[Start of Provided records]

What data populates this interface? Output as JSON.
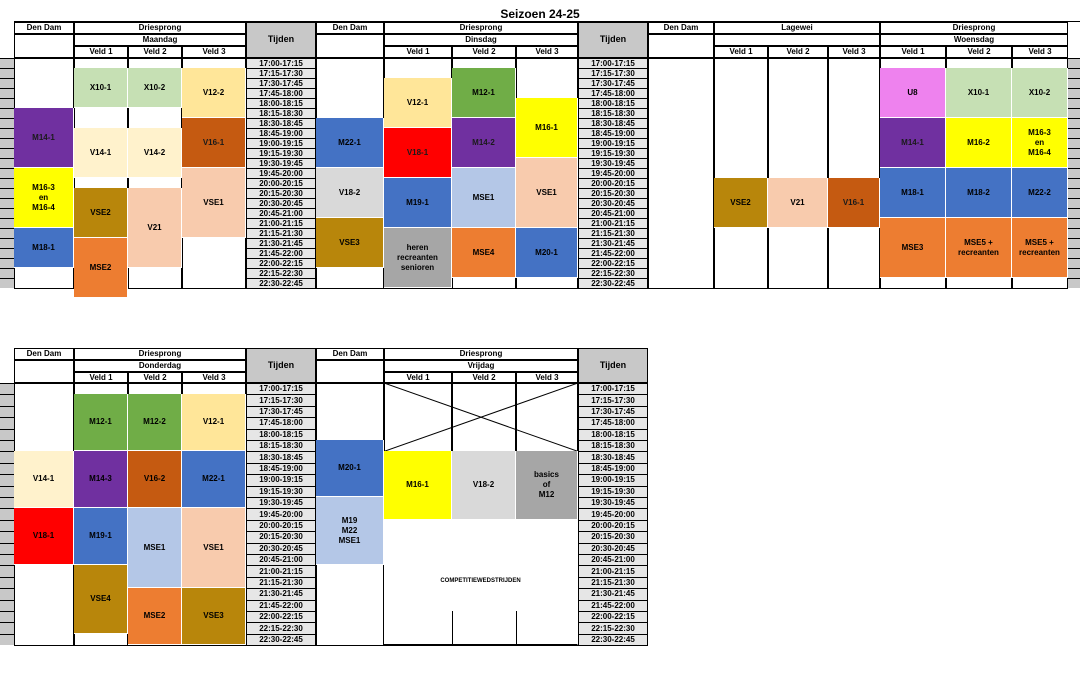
{
  "title": "Seizoen 24-25",
  "times": [
    "17:00-17:15",
    "17:15-17:30",
    "17:30-17:45",
    "17:45-18:00",
    "18:00-18:15",
    "18:15-18:30",
    "18:30-18:45",
    "18:45-19:00",
    "19:00-19:15",
    "19:15-19:30",
    "19:30-19:45",
    "19:45-20:00",
    "20:00-20:15",
    "20:15-20:30",
    "20:30-20:45",
    "20:45-21:00",
    "21:00-21:15",
    "21:15-21:30",
    "21:30-21:45",
    "21:45-22:00",
    "22:00-22:15",
    "22:15-22:30",
    "22:30-22:45"
  ],
  "labels": {
    "den_dam": "Den Dam",
    "driesprong": "Driesprong",
    "lagewei": "Lagewei",
    "tijden": "Tijden",
    "veld1": "Veld 1",
    "veld2": "Veld 2",
    "veld3": "Veld 3",
    "maandag": "Maandag",
    "dinsdag": "Dinsdag",
    "woensdag": "Woensdag",
    "donderdag": "Donderdag",
    "vrijdag": "Vrijdag",
    "competitie": "COMPETITIEWEDSTRIJDEN"
  },
  "colors": {
    "purple": "#7030a0",
    "yellow": "#ffff00",
    "blue": "#4472c4",
    "lightgreen": "#c6e0b4",
    "cream": "#fff2cc",
    "gold": "#b8860b",
    "orange": "#ed7d31",
    "lightorange": "#ffe699",
    "rust": "#c55a11",
    "salmon": "#f8cbad",
    "green": "#70ad47",
    "red": "#ff0000",
    "gray": "#d9d9d9",
    "darkgray": "#a6a6a6",
    "pink": "#ee82ee",
    "lightblue": "#b4c7e7"
  },
  "top_blocks": [
    {
      "label": "M14-1",
      "color": "#7030a0"
    },
    {
      "label": "M16-3\nen\nM16-4",
      "color": "#ffff00"
    },
    {
      "label": "M18-1",
      "color": "#4472c4"
    },
    {
      "label": "X10-1",
      "color": "#c6e0b4"
    },
    {
      "label": "V14-1",
      "color": "#fff2cc"
    },
    {
      "label": "VSE2",
      "color": "#b8860b"
    },
    {
      "label": "MSE2",
      "color": "#ed7d31"
    },
    {
      "label": "X10-2",
      "color": "#c6e0b4"
    },
    {
      "label": "V14-2",
      "color": "#fff2cc"
    },
    {
      "label": "V21",
      "color": "#f8cbad"
    },
    {
      "label": "V12-2",
      "color": "#ffe699"
    },
    {
      "label": "V16-1",
      "color": "#c55a11"
    },
    {
      "label": "VSE1",
      "color": "#f8cbad"
    },
    {
      "label": "M22-1",
      "color": "#4472c4"
    },
    {
      "label": "V18-2",
      "color": "#d9d9d9"
    },
    {
      "label": "VSE3",
      "color": "#b8860b"
    },
    {
      "label": "V12-1",
      "color": "#ffe699"
    },
    {
      "label": "V18-1",
      "color": "#ff0000"
    },
    {
      "label": "M19-1",
      "color": "#4472c4"
    },
    {
      "label": "heren\nrecreanten\nsenioren",
      "color": "#a6a6a6"
    },
    {
      "label": "M12-1",
      "color": "#70ad47"
    },
    {
      "label": "M14-2",
      "color": "#7030a0"
    },
    {
      "label": "MSE1",
      "color": "#b4c7e7"
    },
    {
      "label": "MSE4",
      "color": "#ed7d31"
    },
    {
      "label": "M16-1",
      "color": "#ffff00"
    },
    {
      "label": "VSE1",
      "color": "#f8cbad"
    },
    {
      "label": "M20-1",
      "color": "#4472c4"
    },
    {
      "label": "VSE2",
      "color": "#b8860b"
    },
    {
      "label": "V21",
      "color": "#f8cbad"
    },
    {
      "label": "V16-1",
      "color": "#c55a11"
    },
    {
      "label": "U8",
      "color": "#ee82ee"
    },
    {
      "label": "M14-1",
      "color": "#7030a0"
    },
    {
      "label": "M18-1",
      "color": "#4472c4"
    },
    {
      "label": "MSE3",
      "color": "#ed7d31"
    },
    {
      "label": "X10-1",
      "color": "#c6e0b4"
    },
    {
      "label": "M16-2",
      "color": "#ffff00"
    },
    {
      "label": "M18-2",
      "color": "#4472c4"
    },
    {
      "label": "MSE5 +\nrecreanten",
      "color": "#ed7d31"
    },
    {
      "label": "X10-2",
      "color": "#c6e0b4"
    },
    {
      "label": "M16-3\nen\nM16-4",
      "color": "#ffff00"
    },
    {
      "label": "M22-2",
      "color": "#4472c4"
    },
    {
      "label": "MSE5 +\nrecreanten",
      "color": "#ed7d31"
    }
  ],
  "bottom_blocks": [
    {
      "label": "V14-1",
      "color": "#fff2cc"
    },
    {
      "label": "V18-1",
      "color": "#ff0000"
    },
    {
      "label": "M12-1",
      "color": "#70ad47"
    },
    {
      "label": "M14-3",
      "color": "#7030a0"
    },
    {
      "label": "M19-1",
      "color": "#4472c4"
    },
    {
      "label": "VSE4",
      "color": "#b8860b"
    },
    {
      "label": "M12-2",
      "color": "#70ad47"
    },
    {
      "label": "V16-2",
      "color": "#c55a11"
    },
    {
      "label": "MSE1",
      "color": "#b4c7e7"
    },
    {
      "label": "MSE2",
      "color": "#ed7d31"
    },
    {
      "label": "V12-1",
      "color": "#ffe699"
    },
    {
      "label": "M22-1",
      "color": "#4472c4"
    },
    {
      "label": "VSE1",
      "color": "#f8cbad"
    },
    {
      "label": "VSE3",
      "color": "#b8860b"
    },
    {
      "label": "M20-1",
      "color": "#4472c4"
    },
    {
      "label": "M19\nM22\nMSE1",
      "color": "#b4c7e7"
    },
    {
      "label": "M16-1",
      "color": "#ffff00"
    },
    {
      "label": "V18-2",
      "color": "#d9d9d9"
    },
    {
      "label": "basics\nof\nM12",
      "color": "#a6a6a6"
    }
  ]
}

[End of Provided records]

- _Work to do_:
Count the lines of the material that include the word "Veld", then state only the total.

- _Solved problem_:
3